Set exercise ->
Reproduce the entries in full, with no changes.

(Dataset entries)
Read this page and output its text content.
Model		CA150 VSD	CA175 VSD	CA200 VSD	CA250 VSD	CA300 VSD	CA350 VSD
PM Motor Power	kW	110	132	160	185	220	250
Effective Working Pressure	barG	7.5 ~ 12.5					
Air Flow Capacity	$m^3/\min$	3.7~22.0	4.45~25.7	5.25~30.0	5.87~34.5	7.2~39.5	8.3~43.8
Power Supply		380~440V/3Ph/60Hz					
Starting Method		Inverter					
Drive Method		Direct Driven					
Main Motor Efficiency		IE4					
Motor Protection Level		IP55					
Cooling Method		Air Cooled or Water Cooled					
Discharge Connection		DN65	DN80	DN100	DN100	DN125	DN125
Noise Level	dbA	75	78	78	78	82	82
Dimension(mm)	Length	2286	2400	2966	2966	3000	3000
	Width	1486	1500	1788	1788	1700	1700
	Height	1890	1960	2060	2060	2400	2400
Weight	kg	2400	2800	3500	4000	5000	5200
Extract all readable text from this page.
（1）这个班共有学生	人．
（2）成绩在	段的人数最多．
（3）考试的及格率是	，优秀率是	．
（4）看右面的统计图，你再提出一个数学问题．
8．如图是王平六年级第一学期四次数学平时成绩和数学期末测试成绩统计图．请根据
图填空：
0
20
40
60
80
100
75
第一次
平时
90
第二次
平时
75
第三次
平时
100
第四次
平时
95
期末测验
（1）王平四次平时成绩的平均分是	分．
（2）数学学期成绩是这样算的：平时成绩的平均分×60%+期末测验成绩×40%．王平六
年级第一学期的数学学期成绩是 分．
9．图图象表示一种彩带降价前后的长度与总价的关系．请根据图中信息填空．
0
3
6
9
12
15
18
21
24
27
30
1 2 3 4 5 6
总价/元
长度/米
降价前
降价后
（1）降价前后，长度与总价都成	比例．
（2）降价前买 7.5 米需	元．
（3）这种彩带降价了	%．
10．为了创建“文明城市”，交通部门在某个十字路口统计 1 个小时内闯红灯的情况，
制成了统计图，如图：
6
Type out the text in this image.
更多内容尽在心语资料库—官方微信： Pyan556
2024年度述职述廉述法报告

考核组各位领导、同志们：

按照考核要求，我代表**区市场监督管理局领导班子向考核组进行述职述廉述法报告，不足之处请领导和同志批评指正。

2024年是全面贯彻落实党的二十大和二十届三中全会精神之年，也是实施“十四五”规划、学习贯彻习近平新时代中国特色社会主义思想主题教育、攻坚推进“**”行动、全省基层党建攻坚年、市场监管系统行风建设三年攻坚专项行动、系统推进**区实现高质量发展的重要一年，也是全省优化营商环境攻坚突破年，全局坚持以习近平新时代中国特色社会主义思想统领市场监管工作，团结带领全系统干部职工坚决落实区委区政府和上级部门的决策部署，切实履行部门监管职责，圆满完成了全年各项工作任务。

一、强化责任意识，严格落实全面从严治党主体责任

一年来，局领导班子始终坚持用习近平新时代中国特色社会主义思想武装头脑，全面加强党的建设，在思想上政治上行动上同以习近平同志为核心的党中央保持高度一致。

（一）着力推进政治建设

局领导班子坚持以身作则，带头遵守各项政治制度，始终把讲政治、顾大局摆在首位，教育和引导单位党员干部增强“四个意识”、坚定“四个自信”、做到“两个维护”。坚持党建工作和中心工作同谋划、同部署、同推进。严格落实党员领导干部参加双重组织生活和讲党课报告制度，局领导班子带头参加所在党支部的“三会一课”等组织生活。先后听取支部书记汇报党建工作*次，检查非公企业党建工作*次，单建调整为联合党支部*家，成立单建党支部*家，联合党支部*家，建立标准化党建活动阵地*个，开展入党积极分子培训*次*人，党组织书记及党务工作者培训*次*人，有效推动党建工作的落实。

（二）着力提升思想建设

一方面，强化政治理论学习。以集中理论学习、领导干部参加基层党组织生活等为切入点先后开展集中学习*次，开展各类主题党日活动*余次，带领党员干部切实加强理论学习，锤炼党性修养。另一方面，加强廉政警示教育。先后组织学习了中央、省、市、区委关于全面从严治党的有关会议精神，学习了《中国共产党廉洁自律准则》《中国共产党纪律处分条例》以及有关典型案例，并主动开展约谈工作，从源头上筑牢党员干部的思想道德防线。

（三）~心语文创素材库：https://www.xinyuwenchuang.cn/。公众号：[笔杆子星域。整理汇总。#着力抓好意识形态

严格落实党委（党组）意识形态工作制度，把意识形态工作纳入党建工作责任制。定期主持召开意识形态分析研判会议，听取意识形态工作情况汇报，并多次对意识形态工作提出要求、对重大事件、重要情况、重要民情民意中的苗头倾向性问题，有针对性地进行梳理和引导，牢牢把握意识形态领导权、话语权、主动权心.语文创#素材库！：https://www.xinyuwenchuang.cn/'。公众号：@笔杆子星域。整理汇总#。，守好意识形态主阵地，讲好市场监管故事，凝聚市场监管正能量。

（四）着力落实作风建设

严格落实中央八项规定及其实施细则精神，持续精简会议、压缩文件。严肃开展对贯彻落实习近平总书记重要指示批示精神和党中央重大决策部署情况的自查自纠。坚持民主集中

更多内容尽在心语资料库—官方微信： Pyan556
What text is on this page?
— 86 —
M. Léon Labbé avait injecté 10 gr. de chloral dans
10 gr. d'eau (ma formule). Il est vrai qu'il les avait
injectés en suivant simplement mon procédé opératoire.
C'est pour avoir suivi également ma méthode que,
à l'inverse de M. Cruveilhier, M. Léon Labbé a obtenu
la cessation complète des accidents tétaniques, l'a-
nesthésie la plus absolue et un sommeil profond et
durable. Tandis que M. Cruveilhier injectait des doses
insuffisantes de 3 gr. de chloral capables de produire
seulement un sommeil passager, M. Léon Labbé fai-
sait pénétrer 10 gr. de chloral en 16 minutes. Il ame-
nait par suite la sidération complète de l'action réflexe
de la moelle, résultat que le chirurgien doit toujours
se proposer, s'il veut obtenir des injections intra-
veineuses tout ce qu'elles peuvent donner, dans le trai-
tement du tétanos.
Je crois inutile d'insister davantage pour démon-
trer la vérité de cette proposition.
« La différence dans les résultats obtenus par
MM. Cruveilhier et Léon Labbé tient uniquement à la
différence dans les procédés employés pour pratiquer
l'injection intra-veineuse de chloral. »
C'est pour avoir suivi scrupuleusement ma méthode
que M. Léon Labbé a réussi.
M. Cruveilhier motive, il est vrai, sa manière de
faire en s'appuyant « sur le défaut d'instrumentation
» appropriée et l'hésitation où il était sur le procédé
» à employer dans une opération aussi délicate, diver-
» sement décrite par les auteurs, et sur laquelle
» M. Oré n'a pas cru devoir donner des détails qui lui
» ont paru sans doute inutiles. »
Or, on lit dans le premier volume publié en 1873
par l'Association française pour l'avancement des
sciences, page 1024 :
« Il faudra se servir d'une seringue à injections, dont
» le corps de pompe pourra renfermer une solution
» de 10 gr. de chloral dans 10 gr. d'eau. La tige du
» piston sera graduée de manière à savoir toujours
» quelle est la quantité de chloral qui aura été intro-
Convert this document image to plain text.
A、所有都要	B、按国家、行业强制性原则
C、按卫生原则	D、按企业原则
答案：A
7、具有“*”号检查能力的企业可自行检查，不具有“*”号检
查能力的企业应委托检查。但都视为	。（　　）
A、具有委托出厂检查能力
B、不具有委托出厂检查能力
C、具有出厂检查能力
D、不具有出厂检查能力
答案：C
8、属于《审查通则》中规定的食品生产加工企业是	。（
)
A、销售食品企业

Solution to this problem ->
Read this page and output its text content.
Model		CA150 VSD	CA175 VSD	CA200 VSD	CA250 VSD	CA300 VSD	CA350 VSD
PM Motor Power	kW	110	132	160	185	220	250
Effective Working Pressure	barG	7.5 ~ 12.5					
Air Flow Capacity	$m^3/\min$	3.7~22.0	4.45~25.7	5.25~30.0	5.87~34.5	7.2~39.5	8.3~43.8
Power Supply		380~440V/3Ph/60Hz					
Starting Method		Inverter					
Drive Method		Direct Driven					
Main Motor Efficiency		IE4					
Motor Protection Level		IP55					
Cooling Method		Air Cooled or Water Cooled					
Discharge Connection		DN65	DN80	DN100	DN100	DN125	DN125
Noise Level	dbA	75	78	78	78	82	82
Dimension(mm)	Length	2286	2400	2966	2966	3000	3000
	Width	1486	1500	1788	1788	1700	1700
	Height	1890	1960	2060	2060	2400	2400
Weight	kg	2400	2800	3500	4000	5000	5200
Extract all readable text from this page.
（1）这个班共有学生	人．
（2）成绩在	段的人数最多．
（3）考试的及格率是	，优秀率是	．
（4）看右面的统计图，你再提出一个数学问题．
8．如图是王平六年级第一学期四次数学平时成绩和数学期末测试成绩统计图．请根据
图填空：
0
20
40
60
80
100
75
第一次
平时
90
第二次
平时
75
第三次
平时
100
第四次
平时
95
期末测验
（1）王平四次平时成绩的平均分是	分．
（2）数学学期成绩是这样算的：平时成绩的平均分×60%+期末测验成绩×40%．王平六
年级第一学期的数学学期成绩是 分．
9．图图象表示一种彩带降价前后的长度与总价的关系．请根据图中信息填空．
0
3
6
9
12
15
18
21
24
27
30
1 2 3 4 5 6
总价/元
长度/米
降价前
降价后
（1）降价前后，长度与总价都成	比例．
（2）降价前买 7.5 米需	元．
（3）这种彩带降价了	%．
10．为了创建“文明城市”，交通部门在某个十字路口统计 1 个小时内闯红灯的情况，
制成了统计图，如图：
6
Type out the text in this image.
更多内容尽在心语资料库—官方微信： Pyan556
2024年度述职述廉述法报告

考核组各位领导、同志们：

按照考核要求，我代表**区市场监督管理局领导班子向考核组进行述职述廉述法报告，不足之处请领导和同志批评指正。

2024年是全面贯彻落实党的二十大和二十届三中全会精神之年，也是实施“十四五”规划、学习贯彻习近平新时代中国特色社会主义思想主题教育、攻坚推进“**”行动、全省基层党建攻坚年、市场监管系统行风建设三年攻坚专项行动、系统推进**区实现高质量发展的重要一年，也是全省优化营商环境攻坚突破年，全局坚持以习近平新时代中国特色社会主义思想统领市场监管工作，团结带领全系统干部职工坚决落实区委区政府和上级部门的决策部署，切实履行部门监管职责，圆满完成了全年各项工作任务。

一、强化责任意识，严格落实全面从严治党主体责任

一年来，局领导班子始终坚持用习近平新时代中国特色社会主义思想武装头脑，全面加强党的建设，在思想上政治上行动上同以习近平同志为核心的党中央保持高度一致。

（一）着力推进政治建设

局领导班子坚持以身作则，带头遵守各项政治制度，始终把讲政治、顾大局摆在首位，教育和引导单位党员干部增强“四个意识”、坚定“四个自信”、做到“两个维护”。坚持党建工作和中心工作同谋划、同部署、同推进。严格落实党员领导干部参加双重组织生活和讲党课报告制度，局领导班子带头参加所在党支部的“三会一课”等组织生活。先后听取支部书记汇报党建工作*次，检查非公企业党建工作*次，单建调整为联合党支部*家，成立单建党支部*家，联合党支部*家，建立标准化党建活动阵地*个，开展入党积极分子培训*次*人，党组织书记及党务工作者培训*次*人，有效推动党建工作的落实。

（二）着力提升思想建设

一方面，强化政治理论学习。以集中理论学习、领导干部参加基层党组织生活等为切入点先后开展集中学习*次，开展各类主题党日活动*余次，带领党员干部切实加强理论学习，锤炼党性修养。另一方面，加强廉政警示教育。先后组织学习了中央、省、市、区委关于全面从严治党的有关会议精神，学习了《中国共产党廉洁自律准则》《中国共产党纪律处分条例》以及有关典型案例，并主动开展约谈工作，从源头上筑牢党员干部的思想道德防线。

（三）~心语文创素材库：https://www.xinyuwenchuang.cn/。公众号：[笔杆子星域。整理汇总。#着力抓好意识形态

严格落实党委（党组）意识形态工作制度，把意识形态工作纳入党建工作责任制。定期主持召开意识形态分析研判会议，听取意识形态工作情况汇报，并多次对意识形态工作提出要求、对重大事件、重要情况、重要民情民意中的苗头倾向性问题，有针对性地进行梳理和引导，牢牢把握意识形态领导权、话语权、主动权心.语文创#素材库！：https://www.xinyuwenchuang.cn/'。公众号：@笔杆子星域。整理汇总#。，守好意识形态主阵地，讲好市场监管故事，凝聚市场监管正能量。

（四）着力落实作风建设

严格落实中央八项规定及其实施细则精神，持续精简会议、压缩文件。严肃开展对贯彻落实习近平总书记重要指示批示精神和党中央重大决策部署情况的自查自纠。坚持民主集中

更多内容尽在心语资料库—官方微信： Pyan556
What text is on this page?
— 86 —
M. Léon Labbé avait injecté 10 gr. de chloral dans
10 gr. d'eau (ma formule). Il est vrai qu'il les avait
injectés en suivant simplement mon procédé opératoire.
C'est pour avoir suivi également ma méthode que,
à l'inverse de M. Cruveilhier, M. Léon Labbé a obtenu
la cessation complète des accidents tétaniques, l'a-
nesthésie la plus absolue et un sommeil profond et
durable. Tandis que M. Cruveilhier injectait des doses
insuffisantes de 3 gr. de chloral capables de produire
seulement un sommeil passager, M. Léon Labbé fai-
sait pénétrer 10 gr. de chloral en 16 minutes. Il ame-
nait par suite la sidération complète de l'action réflexe
de la moelle, résultat que le chirurgien doit toujours
se proposer, s'il veut obtenir des injections intra-
veineuses tout ce qu'elles peuvent donner, dans le trai-
tement du tétanos.
Je crois inutile d'insister davantage pour démon-
trer la vérité de cette proposition.
« La différence dans les résultats obtenus par
MM. Cruveilhier et Léon Labbé tient uniquement à la
différence dans les procédés employés pour pratiquer
l'injection intra-veineuse de chloral. »
C'est pour avoir suivi scrupuleusement ma méthode
que M. Léon Labbé a réussi.
M. Cruveilhier motive, il est vrai, sa manière de
faire en s'appuyant « sur le défaut d'instrumentation
» appropriée et l'hésitation où il était sur le procédé
» à employer dans une opération aussi délicate, diver-
» sement décrite par les auteurs, et sur laquelle
» M. Oré n'a pas cru devoir donner des détails qui lui
» ont paru sans doute inutiles. »
Or, on lit dans le premier volume publié en 1873
par l'Association française pour l'avancement des
sciences, page 1024 :
« Il faudra se servir d'une seringue à injections, dont
» le corps de pompe pourra renfermer une solution
» de 10 gr. de chloral dans 10 gr. d'eau. La tige du
» piston sera graduée de manière à savoir toujours
» quelle est la quantité de chloral qui aura été intro-
Convert this document image to plain text.
A、所有都要	B、按国家、行业强制性原则
C、按卫生原则	D、按企业原则
答案：A
7、具有“*”号检查能力的企业可自行检查，不具有“*”号检
查能力的企业应委托检查。但都视为	。（　　）
A、具有委托出厂检查能力
B、不具有委托出厂检查能力
C、具有出厂检查能力
D、不具有出厂检查能力
答案：C
8、属于《审查通则》中规定的食品生产加工企业是	。（
)
A、销售食品企业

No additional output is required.